**RECORDS TO PROCESS:**
= = =

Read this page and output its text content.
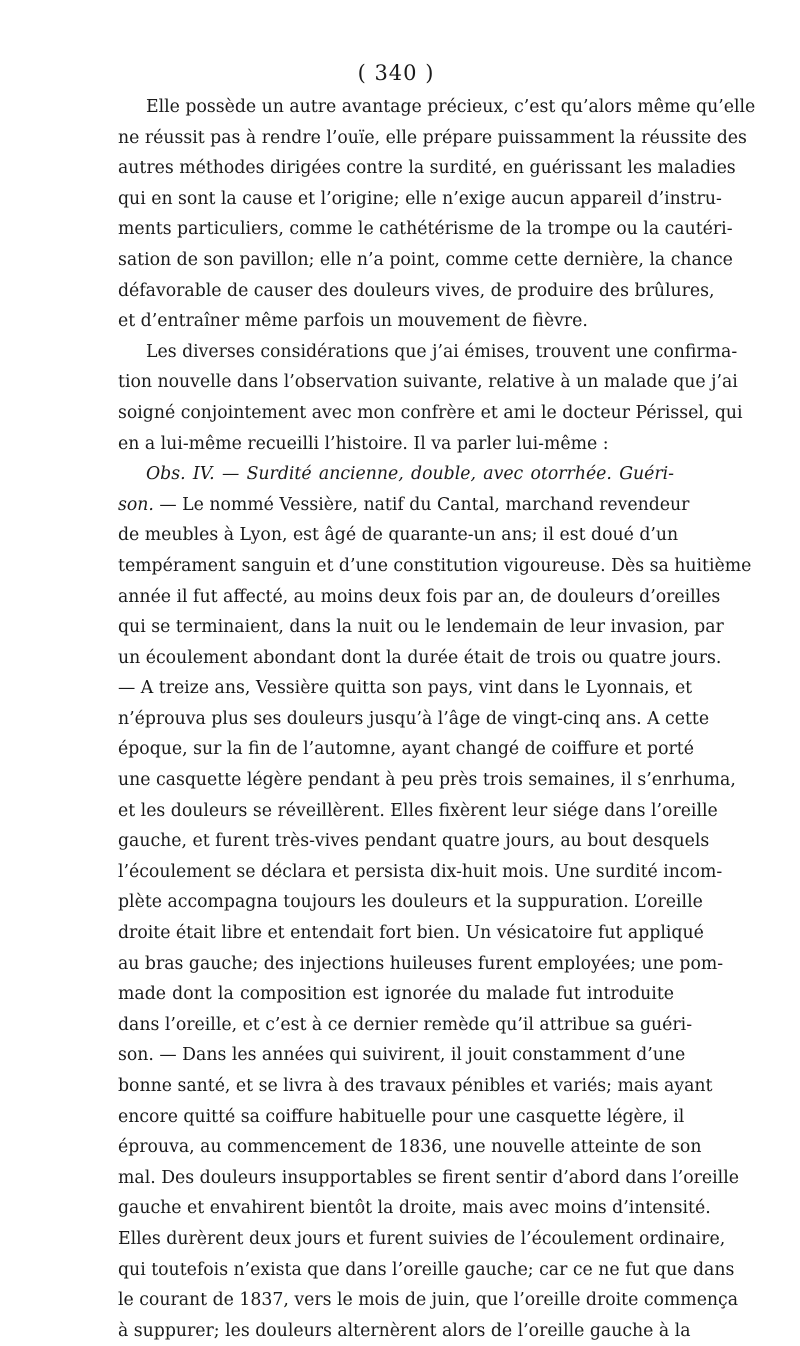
( 340 )
Elle possède un autre avantage précieux, c’est qu’alors même qu’elle
ne réussit pas à rendre l’ouïe, elle prépare puissamment la réussite des
autres méthodes dirigées contre la surdité, en guérissant les maladies
qui en sont la cause et l’origine; elle n’exige aucun appareil d’instru-
ments particuliers, comme le cathétérisme de la trompe ou la cautéri-
sation de son pavillon; elle n’a point, comme cette dernière, la chance
défavorable de causer des douleurs vives, de produire des brûlures,
et d’entraîner même parfois un mouvement de fièvre.
Les diverses considérations que j’ai émises, trouvent une confirma-
tion nouvelle dans l’observation suivante, relative à un malade que j’ai
soigné conjointement avec mon confrère et ami le docteur Périssel, qui
en a lui-même recueilli l’histoire. Il va parler lui-même :
Obs. IV. — Surdité ancienne, double, avec otorrhée. Guéri-
son. — Le nommé Vessière, natif du Cantal, marchand revendeur
de meubles à Lyon, est âgé de quarante-un ans; il est doué d’un
tempérament sanguin et d’une constitution vigoureuse. Dès sa huitième
année il fut affecté, au moins deux fois par an, de douleurs d’oreilles
qui se terminaient, dans la nuit ou le lendemain de leur invasion, par
un écoulement abondant dont la durée était de trois ou quatre jours.
— A treize ans, Vessière quitta son pays, vint dans le Lyonnais, et
n’éprouva plus ses douleurs jusqu’à l’âge de vingt-cinq ans. A cette
époque, sur la fin de l’automne, ayant changé de coiffure et porté
une casquette légère pendant à peu près trois semaines, il s’enrhuma,
et les douleurs se réveillèrent. Elles fixèrent leur siége dans l’oreille
gauche, et furent très-vives pendant quatre jours, au bout desquels
l’écoulement se déclara et persista dix-huit mois. Une surdité incom-
plète accompagna toujours les douleurs et la suppuration. L’oreille
droite était libre et entendait fort bien. Un vésicatoire fut appliqué
au bras gauche; des injections huileuses furent employées; une pom-
made dont la composition est ignorée du malade fut introduite
dans l’oreille, et c’est à ce dernier remède qu’il attribue sa guéri-
son. — Dans les années qui suivirent, il jouit constamment d’une
bonne santé, et se livra à des travaux pénibles et variés; mais ayant
encore quitté sa coiffure habituelle pour une casquette légère, il
éprouva, au commencement de 1836, une nouvelle atteinte de son
mal. Des douleurs insupportables se firent sentir d’abord dans l’oreille
gauche et envahirent bientôt la droite, mais avec moins d’intensité.
Elles durèrent deux jours et furent suivies de l’écoulement ordinaire,
qui toutefois n’exista que dans l’oreille gauche; car ce ne fut que dans
le courant de 1837, vers le mois de juin, que l’oreille droite commença
à suppurer; les douleurs alternèrent alors de l’oreille gauche à la
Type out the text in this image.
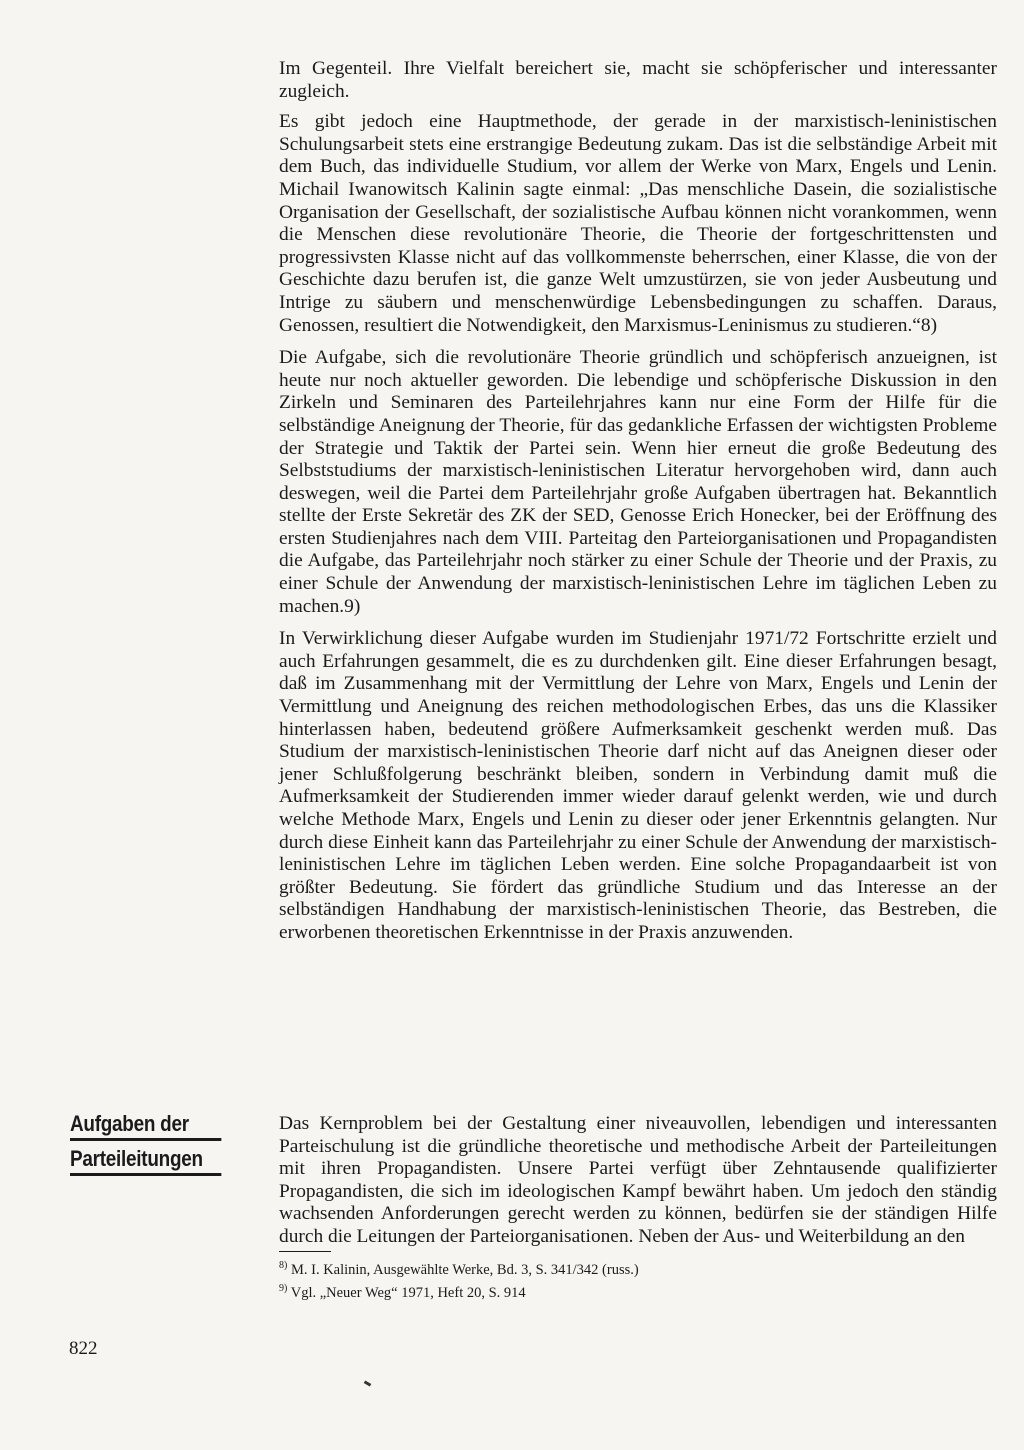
Im Gegenteil. Ihre Vielfalt bereichert sie, macht sie schöpferischer und interessanter zugleich.

Es gibt jedoch eine Hauptmethode, der gerade in der marxistisch-leninistischen Schulungsarbeit stets eine erstrangige Bedeutung zukam. Das ist die selbständige Arbeit mit dem Buch, das individuelle Studium, vor allem der Werke von Marx, Engels und Lenin. Michail Iwanowitsch Kalinin sagte einmal: „Das menschliche Dasein, die sozialistische Organisation der Gesellschaft, der sozialistische Aufbau können nicht vorankommen, wenn die Menschen diese revolutionäre Theorie, die Theorie der fortgeschrittensten und progressivsten Klasse nicht auf das vollkommenste beherrschen, einer Klasse, die von der Geschichte dazu berufen ist, die ganze Welt umzustürzen, sie von jeder Ausbeutung und Intrige zu säubern und menschenwürdige Lebensbedingungen zu schaffen. Daraus, Genossen, resultiert die Notwendigkeit, den Marxismus-Leninismus zu studieren.“8)

Die Aufgabe, sich die revolutionäre Theorie gründlich und schöpferisch anzueignen, ist heute nur noch aktueller geworden. Die lebendige und schöpferische Diskussion in den Zirkeln und Seminaren des Parteilehrjahres kann nur eine Form der Hilfe für die selbständige Aneignung der Theorie, für das gedankliche Erfassen der wichtigsten Probleme der Strategie und Taktik der Partei sein. Wenn hier erneut die große Bedeutung des Selbststudiums der marxistisch-leninistischen Literatur hervorgehoben wird, dann auch deswegen, weil die Partei dem Parteilehrjahr große Aufgaben übertragen hat. Bekanntlich stellte der Erste Sekretär des ZK der SED, Genosse Erich Honecker, bei der Eröffnung des ersten Studienjahres nach dem VIII. Parteitag den Parteiorganisationen und Propagandisten die Aufgabe, das Parteilehrjahr noch stärker zu einer Schule der Theorie und der Praxis, zu einer Schule der Anwendung der marxistisch-leninistischen Lehre im täglichen Leben zu machen.9)

In Verwirklichung dieser Aufgabe wurden im Studienjahr 1971/72 Fortschritte erzielt und auch Erfahrungen gesammelt, die es zu durchdenken gilt. Eine dieser Erfahrungen besagt, daß im Zusammenhang mit der Vermittlung der Lehre von Marx, Engels und Lenin der Vermittlung und Aneignung des reichen methodologischen Erbes, das uns die Klassiker hinterlassen haben, bedeutend größere Aufmerksamkeit geschenkt werden muß. Das Studium der marxistisch-leninistischen Theorie darf nicht auf das Aneignen dieser oder jener Schlußfolgerung beschränkt bleiben, sondern in Verbindung damit muß die Aufmerksamkeit der Studierenden immer wieder darauf gelenkt werden, wie und durch welche Methode Marx, Engels und Lenin zu dieser oder jener Erkenntnis gelangten. Nur durch diese Einheit kann das Parteilehrjahr zu einer Schule der Anwendung der marxistisch-leninistischen Lehre im täglichen Leben werden. Eine solche Propagandaarbeit ist von größter Bedeutung. Sie fördert das gründliche Studium und das Interesse an der selbständigen Handhabung der marxistisch-leninistischen Theorie, das Bestreben, die erworbenen theoretischen Erkenntnisse in der Praxis anzuwenden.

Aufgaben der
Parteileitungen

Das Kernproblem bei der Gestaltung einer niveauvollen, lebendigen und interessanten Parteischulung ist die gründliche theoretische und methodische Arbeit der Parteileitungen mit ihren Propagandisten. Unsere Partei verfügt über Zehntausende qualifizierter Propagandisten, die sich im ideologischen Kampf bewährt haben. Um jedoch den ständig wachsenden Anforderungen gerecht werden zu können, bedürfen sie der ständigen Hilfe durch die Leitungen der Parteiorganisationen. Neben der Aus- und Weiterbildung an den

$^{8)}$ M. I. Kalinin, Ausgewählte Werke, Bd. 3, S. 341/342 (russ.)

$^{9)}$ Vgl. „Neuer Weg“ 1971, Heft 20, S. 914

822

= = =

**GOAL OF THE EXERCISE:**
Copy all the data exactly as written, but skip any picture.

**THE SOLUTION:**
Read this page and output its text content.
( 340 )
Elle possède un autre avantage précieux, c’est qu’alors même qu’elle
ne réussit pas à rendre l’ouïe, elle prépare puissamment la réussite des
autres méthodes dirigées contre la surdité, en guérissant les maladies
qui en sont la cause et l’origine; elle n’exige aucun appareil d’instru-
ments particuliers, comme le cathétérisme de la trompe ou la cautéri-
sation de son pavillon; elle n’a point, comme cette dernière, la chance
défavorable de causer des douleurs vives, de produire des brûlures,
et d’entraîner même parfois un mouvement de fièvre.
Les diverses considérations que j’ai émises, trouvent une confirma-
tion nouvelle dans l’observation suivante, relative à un malade que j’ai
soigné conjointement avec mon confrère et ami le docteur Périssel, qui
en a lui-même recueilli l’histoire. Il va parler lui-même :
Obs. IV. — Surdité ancienne, double, avec otorrhée. Guéri-
son. — Le nommé Vessière, natif du Cantal, marchand revendeur
de meubles à Lyon, est âgé de quarante-un ans; il est doué d’un
tempérament sanguin et d’une constitution vigoureuse. Dès sa huitième
année il fut affecté, au moins deux fois par an, de douleurs d’oreilles
qui se terminaient, dans la nuit ou le lendemain de leur invasion, par
un écoulement abondant dont la durée était de trois ou quatre jours.
— A treize ans, Vessière quitta son pays, vint dans le Lyonnais, et
n’éprouva plus ses douleurs jusqu’à l’âge de vingt-cinq ans. A cette
époque, sur la fin de l’automne, ayant changé de coiffure et porté
une casquette légère pendant à peu près trois semaines, il s’enrhuma,
et les douleurs se réveillèrent. Elles fixèrent leur siége dans l’oreille
gauche, et furent très-vives pendant quatre jours, au bout desquels
l’écoulement se déclara et persista dix-huit mois. Une surdité incom-
plète accompagna toujours les douleurs et la suppuration. L’oreille
droite était libre et entendait fort bien. Un vésicatoire fut appliqué
au bras gauche; des injections huileuses furent employées; une pom-
made dont la composition est ignorée du malade fut introduite
dans l’oreille, et c’est à ce dernier remède qu’il attribue sa guéri-
son. — Dans les années qui suivirent, il jouit constamment d’une
bonne santé, et se livra à des travaux pénibles et variés; mais ayant
encore quitté sa coiffure habituelle pour une casquette légère, il
éprouva, au commencement de 1836, une nouvelle atteinte de son
mal. Des douleurs insupportables se firent sentir d’abord dans l’oreille
gauche et envahirent bientôt la droite, mais avec moins d’intensité.
Elles durèrent deux jours et furent suivies de l’écoulement ordinaire,
qui toutefois n’exista que dans l’oreille gauche; car ce ne fut que dans
le courant de 1837, vers le mois de juin, que l’oreille droite commença
à suppurer; les douleurs alternèrent alors de l’oreille gauche à la
Type out the text in this image.
Im Gegenteil. Ihre Vielfalt bereichert sie, macht sie schöpferischer und interessanter zugleich.

Es gibt jedoch eine Hauptmethode, der gerade in der marxistisch-leninistischen Schulungsarbeit stets eine erstrangige Bedeutung zukam. Das ist die selbständige Arbeit mit dem Buch, das individuelle Studium, vor allem der Werke von Marx, Engels und Lenin. Michail Iwanowitsch Kalinin sagte einmal: „Das menschliche Dasein, die sozialistische Organisation der Gesellschaft, der sozialistische Aufbau können nicht vorankommen, wenn die Menschen diese revolutionäre Theorie, die Theorie der fortgeschrittensten und progressivsten Klasse nicht auf das vollkommenste beherrschen, einer Klasse, die von der Geschichte dazu berufen ist, die ganze Welt umzustürzen, sie von jeder Ausbeutung und Intrige zu säubern und menschenwürdige Lebensbedingungen zu schaffen. Daraus, Genossen, resultiert die Notwendigkeit, den Marxismus-Leninismus zu studieren.“8)

Die Aufgabe, sich die revolutionäre Theorie gründlich und schöpferisch anzueignen, ist heute nur noch aktueller geworden. Die lebendige und schöpferische Diskussion in den Zirkeln und Seminaren des Parteilehrjahres kann nur eine Form der Hilfe für die selbständige Aneignung der Theorie, für das gedankliche Erfassen der wichtigsten Probleme der Strategie und Taktik der Partei sein. Wenn hier erneut die große Bedeutung des Selbststudiums der marxistisch-leninistischen Literatur hervorgehoben wird, dann auch deswegen, weil die Partei dem Parteilehrjahr große Aufgaben übertragen hat. Bekanntlich stellte der Erste Sekretär des ZK der SED, Genosse Erich Honecker, bei der Eröffnung des ersten Studienjahres nach dem VIII. Parteitag den Parteiorganisationen und Propagandisten die Aufgabe, das Parteilehrjahr noch stärker zu einer Schule der Theorie und der Praxis, zu einer Schule der Anwendung der marxistisch-leninistischen Lehre im täglichen Leben zu machen.9)

In Verwirklichung dieser Aufgabe wurden im Studienjahr 1971/72 Fortschritte erzielt und auch Erfahrungen gesammelt, die es zu durchdenken gilt. Eine dieser Erfahrungen besagt, daß im Zusammenhang mit der Vermittlung der Lehre von Marx, Engels und Lenin der Vermittlung und Aneignung des reichen methodologischen Erbes, das uns die Klassiker hinterlassen haben, bedeutend größere Aufmerksamkeit geschenkt werden muß. Das Studium der marxistisch-leninistischen Theorie darf nicht auf das Aneignen dieser oder jener Schlußfolgerung beschränkt bleiben, sondern in Verbindung damit muß die Aufmerksamkeit der Studierenden immer wieder darauf gelenkt werden, wie und durch welche Methode Marx, Engels und Lenin zu dieser oder jener Erkenntnis gelangten. Nur durch diese Einheit kann das Parteilehrjahr zu einer Schule der Anwendung der marxistisch-leninistischen Lehre im täglichen Leben werden. Eine solche Propagandaarbeit ist von größter Bedeutung. Sie fördert das gründliche Studium und das Interesse an der selbständigen Handhabung der marxistisch-leninistischen Theorie, das Bestreben, die erworbenen theoretischen Erkenntnisse in der Praxis anzuwenden.

Aufgaben der
Parteileitungen

Das Kernproblem bei der Gestaltung einer niveauvollen, lebendigen und interessanten Parteischulung ist die gründliche theoretische und methodische Arbeit der Parteileitungen mit ihren Propagandisten. Unsere Partei verfügt über Zehntausende qualifizierter Propagandisten, die sich im ideologischen Kampf bewährt haben. Um jedoch den ständig wachsenden Anforderungen gerecht werden zu können, bedürfen sie der ständigen Hilfe durch die Leitungen der Parteiorganisationen. Neben der Aus- und Weiterbildung an den

$^{8)}$ M. I. Kalinin, Ausgewählte Werke, Bd. 3, S. 341/342 (russ.)

$^{9)}$ Vgl. „Neuer Weg“ 1971, Heft 20, S. 914

822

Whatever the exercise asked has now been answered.